Records for the task.
----
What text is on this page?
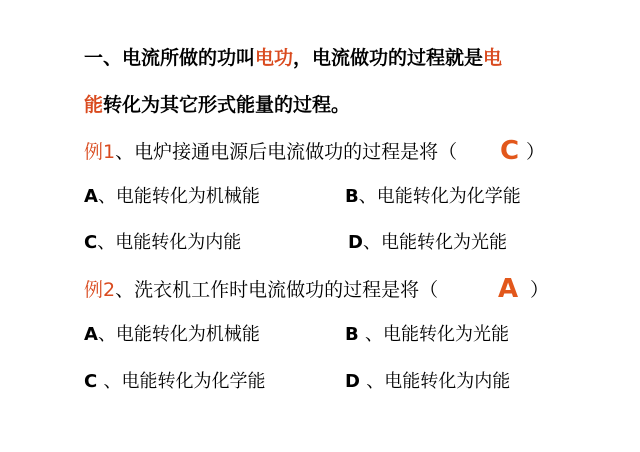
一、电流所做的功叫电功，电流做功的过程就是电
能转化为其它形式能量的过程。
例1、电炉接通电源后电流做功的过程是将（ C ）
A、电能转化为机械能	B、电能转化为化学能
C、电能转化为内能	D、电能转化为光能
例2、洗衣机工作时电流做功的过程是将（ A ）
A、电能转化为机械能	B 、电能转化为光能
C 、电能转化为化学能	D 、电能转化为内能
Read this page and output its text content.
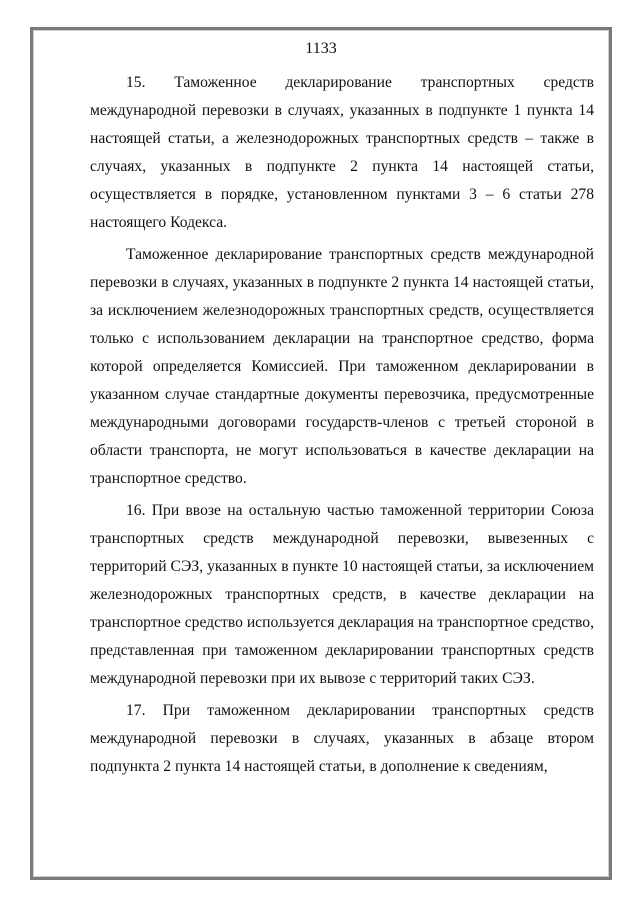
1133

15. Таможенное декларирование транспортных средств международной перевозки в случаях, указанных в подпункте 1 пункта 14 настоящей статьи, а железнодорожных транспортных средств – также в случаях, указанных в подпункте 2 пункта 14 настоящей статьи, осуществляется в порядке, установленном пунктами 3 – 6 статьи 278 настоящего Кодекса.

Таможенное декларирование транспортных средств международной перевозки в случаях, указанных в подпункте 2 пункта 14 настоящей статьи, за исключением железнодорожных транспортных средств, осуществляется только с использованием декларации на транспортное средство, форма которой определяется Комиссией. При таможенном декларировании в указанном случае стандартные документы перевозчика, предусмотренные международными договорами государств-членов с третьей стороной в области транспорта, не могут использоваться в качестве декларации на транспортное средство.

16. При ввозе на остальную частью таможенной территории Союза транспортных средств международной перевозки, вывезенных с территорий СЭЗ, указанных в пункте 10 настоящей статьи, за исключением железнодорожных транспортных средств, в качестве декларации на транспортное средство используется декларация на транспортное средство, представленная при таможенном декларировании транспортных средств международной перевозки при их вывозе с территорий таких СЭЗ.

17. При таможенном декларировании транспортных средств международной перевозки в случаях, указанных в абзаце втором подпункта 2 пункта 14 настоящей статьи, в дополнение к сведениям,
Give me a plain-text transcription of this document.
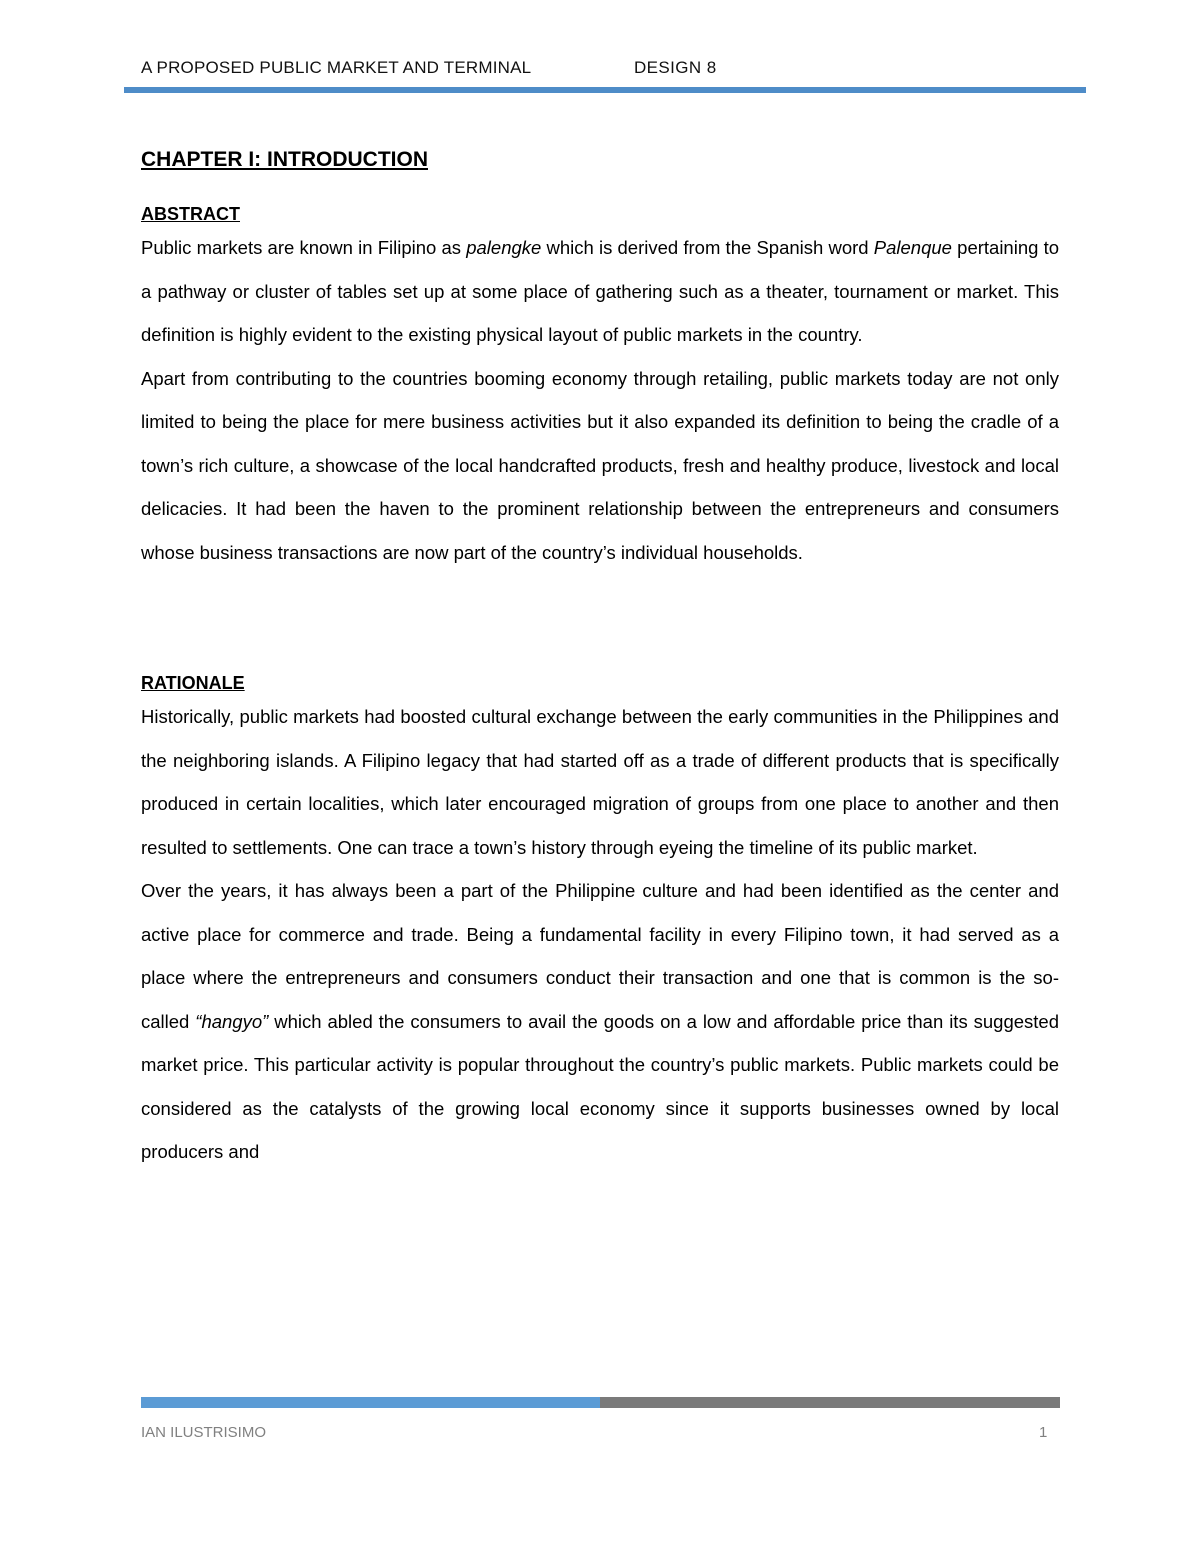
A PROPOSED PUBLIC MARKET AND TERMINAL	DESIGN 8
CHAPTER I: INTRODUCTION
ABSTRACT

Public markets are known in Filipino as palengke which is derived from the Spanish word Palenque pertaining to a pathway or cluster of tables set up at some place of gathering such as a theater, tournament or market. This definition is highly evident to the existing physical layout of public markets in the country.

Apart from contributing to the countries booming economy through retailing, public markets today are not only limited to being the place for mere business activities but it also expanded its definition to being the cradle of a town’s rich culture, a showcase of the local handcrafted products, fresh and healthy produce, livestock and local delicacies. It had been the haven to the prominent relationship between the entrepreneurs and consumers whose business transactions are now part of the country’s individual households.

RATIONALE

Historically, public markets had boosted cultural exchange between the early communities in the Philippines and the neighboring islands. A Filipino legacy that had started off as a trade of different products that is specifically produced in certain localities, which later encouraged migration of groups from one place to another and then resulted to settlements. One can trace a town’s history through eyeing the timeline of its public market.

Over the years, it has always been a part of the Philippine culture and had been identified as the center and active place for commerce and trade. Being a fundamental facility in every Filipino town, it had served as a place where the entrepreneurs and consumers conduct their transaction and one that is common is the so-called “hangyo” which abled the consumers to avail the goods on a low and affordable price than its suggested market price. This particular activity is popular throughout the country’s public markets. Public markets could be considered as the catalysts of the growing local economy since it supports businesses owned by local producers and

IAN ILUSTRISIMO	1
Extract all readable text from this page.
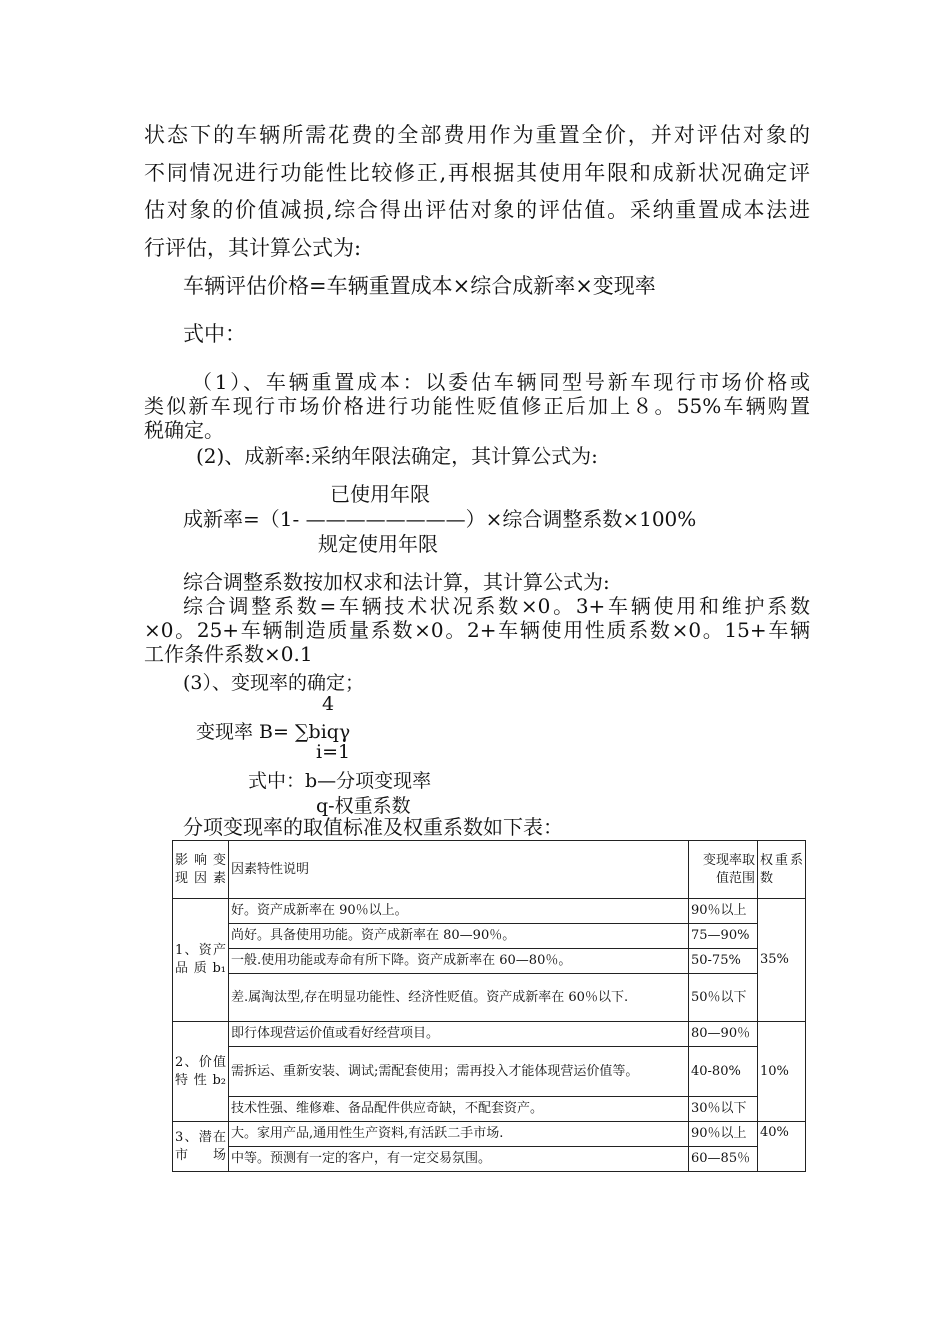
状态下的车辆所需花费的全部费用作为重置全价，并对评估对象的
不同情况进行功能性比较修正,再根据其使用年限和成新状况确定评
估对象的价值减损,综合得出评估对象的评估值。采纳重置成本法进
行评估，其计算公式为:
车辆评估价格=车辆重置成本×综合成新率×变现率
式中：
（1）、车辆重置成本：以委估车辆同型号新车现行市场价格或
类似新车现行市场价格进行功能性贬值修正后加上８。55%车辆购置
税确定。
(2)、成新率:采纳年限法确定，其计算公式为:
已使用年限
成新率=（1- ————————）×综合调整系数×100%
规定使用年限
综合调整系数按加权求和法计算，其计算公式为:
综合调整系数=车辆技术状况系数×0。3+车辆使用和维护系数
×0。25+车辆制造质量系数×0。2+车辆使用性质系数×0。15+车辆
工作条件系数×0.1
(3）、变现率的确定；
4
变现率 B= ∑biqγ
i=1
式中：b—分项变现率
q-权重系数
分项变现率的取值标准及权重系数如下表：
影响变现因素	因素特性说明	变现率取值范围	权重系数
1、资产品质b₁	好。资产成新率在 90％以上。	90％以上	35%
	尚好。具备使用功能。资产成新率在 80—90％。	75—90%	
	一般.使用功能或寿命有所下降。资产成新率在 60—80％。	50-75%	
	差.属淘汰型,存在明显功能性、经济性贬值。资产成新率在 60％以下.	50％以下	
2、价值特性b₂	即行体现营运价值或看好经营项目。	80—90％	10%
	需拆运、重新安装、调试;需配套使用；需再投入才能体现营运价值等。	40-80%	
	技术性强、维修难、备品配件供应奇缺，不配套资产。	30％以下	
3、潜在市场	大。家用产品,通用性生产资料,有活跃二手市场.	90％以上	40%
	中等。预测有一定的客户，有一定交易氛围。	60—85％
----
Written problem. Make an exact copy of the whole listing, but don't bring over any pictures.

Response for this exercise.
What text is on this page?
一、电流所做的功叫电功，电流做功的过程就是电
能转化为其它形式能量的过程。
例1、电炉接通电源后电流做功的过程是将（ C ）
A、电能转化为机械能	B、电能转化为化学能
C、电能转化为内能	D、电能转化为光能
例2、洗衣机工作时电流做功的过程是将（ A ）
A、电能转化为机械能	B 、电能转化为光能
C 、电能转化为化学能	D 、电能转化为内能
Read this page and output its text content.
1133

15. Таможенное декларирование транспортных средств международной перевозки в случаях, указанных в подпункте 1 пункта 14 настоящей статьи, а железнодорожных транспортных средств – также в случаях, указанных в подпункте 2 пункта 14 настоящей статьи, осуществляется в порядке, установленном пунктами 3 – 6 статьи 278 настоящего Кодекса.

Таможенное декларирование транспортных средств международной перевозки в случаях, указанных в подпункте 2 пункта 14 настоящей статьи, за исключением железнодорожных транспортных средств, осуществляется только с использованием декларации на транспортное средство, форма которой определяется Комиссией. При таможенном декларировании в указанном случае стандартные документы перевозчика, предусмотренные международными договорами государств-членов с третьей стороной в области транспорта, не могут использоваться в качестве декларации на транспортное средство.

16. При ввозе на остальную частью таможенной территории Союза транспортных средств международной перевозки, вывезенных с территорий СЭЗ, указанных в пункте 10 настоящей статьи, за исключением железнодорожных транспортных средств, в качестве декларации на транспортное средство используется декларация на транспортное средство, представленная при таможенном декларировании транспортных средств международной перевозки при их вывозе с территорий таких СЭЗ.

17. При таможенном декларировании транспортных средств международной перевозки в случаях, указанных в абзаце втором подпункта 2 пункта 14 настоящей статьи, в дополнение к сведениям,
Give me a plain-text transcription of this document.
A PROPOSED PUBLIC MARKET AND TERMINAL	DESIGN 8
CHAPTER I: INTRODUCTION
ABSTRACT

Public markets are known in Filipino as palengke which is derived from the Spanish word Palenque pertaining to a pathway or cluster of tables set up at some place of gathering such as a theater, tournament or market. This definition is highly evident to the existing physical layout of public markets in the country.

Apart from contributing to the countries booming economy through retailing, public markets today are not only limited to being the place for mere business activities but it also expanded its definition to being the cradle of a town’s rich culture, a showcase of the local handcrafted products, fresh and healthy produce, livestock and local delicacies. It had been the haven to the prominent relationship between the entrepreneurs and consumers whose business transactions are now part of the country’s individual households.

RATIONALE

Historically, public markets had boosted cultural exchange between the early communities in the Philippines and the neighboring islands. A Filipino legacy that had started off as a trade of different products that is specifically produced in certain localities, which later encouraged migration of groups from one place to another and then resulted to settlements. One can trace a town’s history through eyeing the timeline of its public market.

Over the years, it has always been a part of the Philippine culture and had been identified as the center and active place for commerce and trade. Being a fundamental facility in every Filipino town, it had served as a place where the entrepreneurs and consumers conduct their transaction and one that is common is the so-called “hangyo” which abled the consumers to avail the goods on a low and affordable price than its suggested market price. This particular activity is popular throughout the country’s public markets. Public markets could be considered as the catalysts of the growing local economy since it supports businesses owned by local producers and

IAN ILUSTRISIMO	1
Extract all readable text from this page.
状态下的车辆所需花费的全部费用作为重置全价，并对评估对象的
不同情况进行功能性比较修正,再根据其使用年限和成新状况确定评
估对象的价值减损,综合得出评估对象的评估值。采纳重置成本法进
行评估，其计算公式为:
车辆评估价格=车辆重置成本×综合成新率×变现率
式中：
（1）、车辆重置成本：以委估车辆同型号新车现行市场价格或
类似新车现行市场价格进行功能性贬值修正后加上８。55%车辆购置
税确定。
(2)、成新率:采纳年限法确定，其计算公式为:
已使用年限
成新率=（1- ————————）×综合调整系数×100%
规定使用年限
综合调整系数按加权求和法计算，其计算公式为:
综合调整系数=车辆技术状况系数×0。3+车辆使用和维护系数
×0。25+车辆制造质量系数×0。2+车辆使用性质系数×0。15+车辆
工作条件系数×0.1
(3）、变现率的确定；
4
变现率 B= ∑biqγ
i=1
式中：b—分项变现率
q-权重系数
分项变现率的取值标准及权重系数如下表：
影响变现因素	因素特性说明	变现率取值范围	权重系数
1、资产品质b₁	好。资产成新率在 90％以上。	90％以上	35%
	尚好。具备使用功能。资产成新率在 80—90％。	75—90%	
	一般.使用功能或寿命有所下降。资产成新率在 60—80％。	50-75%	
	差.属淘汰型,存在明显功能性、经济性贬值。资产成新率在 60％以下.	50％以下	
2、价值特性b₂	即行体现营运价值或看好经营项目。	80—90％	10%
	需拆运、重新安装、调试;需配套使用；需再投入才能体现营运价值等。	40-80%	
	技术性强、维修难、备品配件供应奇缺，不配套资产。	30％以下	
3、潜在市场	大。家用产品,通用性生产资料,有活跃二手市场.	90％以上	40%
	中等。预测有一定的客户，有一定交易氛围。	60—85％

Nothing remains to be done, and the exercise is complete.